>> Start RECORDS TO PROCESS

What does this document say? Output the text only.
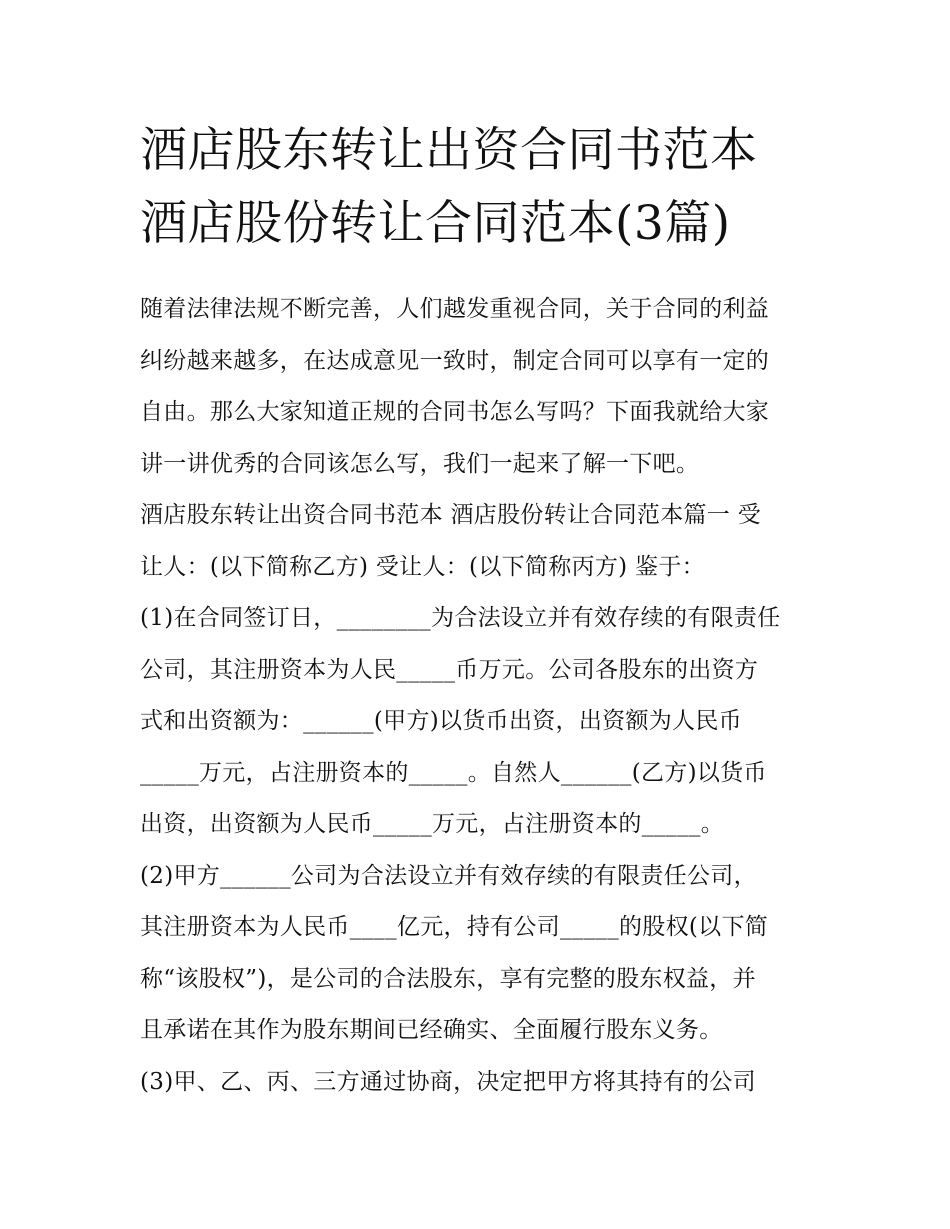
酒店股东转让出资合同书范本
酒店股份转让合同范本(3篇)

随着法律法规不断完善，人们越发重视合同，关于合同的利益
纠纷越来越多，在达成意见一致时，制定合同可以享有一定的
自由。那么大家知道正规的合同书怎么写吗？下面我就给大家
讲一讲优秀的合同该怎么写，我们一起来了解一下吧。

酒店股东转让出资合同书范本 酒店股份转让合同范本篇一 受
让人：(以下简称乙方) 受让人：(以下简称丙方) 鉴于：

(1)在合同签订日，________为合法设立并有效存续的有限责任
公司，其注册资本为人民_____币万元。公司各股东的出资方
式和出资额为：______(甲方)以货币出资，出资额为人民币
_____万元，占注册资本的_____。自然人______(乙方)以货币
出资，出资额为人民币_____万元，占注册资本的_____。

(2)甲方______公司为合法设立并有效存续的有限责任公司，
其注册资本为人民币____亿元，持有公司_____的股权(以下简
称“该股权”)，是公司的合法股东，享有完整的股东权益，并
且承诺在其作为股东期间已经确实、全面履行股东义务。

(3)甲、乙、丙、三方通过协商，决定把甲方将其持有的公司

>> End RECORDS TO PROCESS

§ **DO THIS**:
Using the material above, retype each entry exactly and omit the pictures.

§ **ANSWER TO THE EXERCISE**:
What does this document say? Output the text only.
酒店股东转让出资合同书范本
酒店股份转让合同范本(3篇)

随着法律法规不断完善，人们越发重视合同，关于合同的利益
纠纷越来越多，在达成意见一致时，制定合同可以享有一定的
自由。那么大家知道正规的合同书怎么写吗？下面我就给大家
讲一讲优秀的合同该怎么写，我们一起来了解一下吧。

酒店股东转让出资合同书范本 酒店股份转让合同范本篇一 受
让人：(以下简称乙方) 受让人：(以下简称丙方) 鉴于：

(1)在合同签订日，________为合法设立并有效存续的有限责任
公司，其注册资本为人民_____币万元。公司各股东的出资方
式和出资额为：______(甲方)以货币出资，出资额为人民币
_____万元，占注册资本的_____。自然人______(乙方)以货币
出资，出资额为人民币_____万元，占注册资本的_____。

(2)甲方______公司为合法设立并有效存续的有限责任公司，
其注册资本为人民币____亿元，持有公司_____的股权(以下简
称“该股权”)，是公司的合法股东，享有完整的股东权益，并
且承诺在其作为股东期间已经确实、全面履行股东义务。

(3)甲、乙、丙、三方通过协商，决定把甲方将其持有的公司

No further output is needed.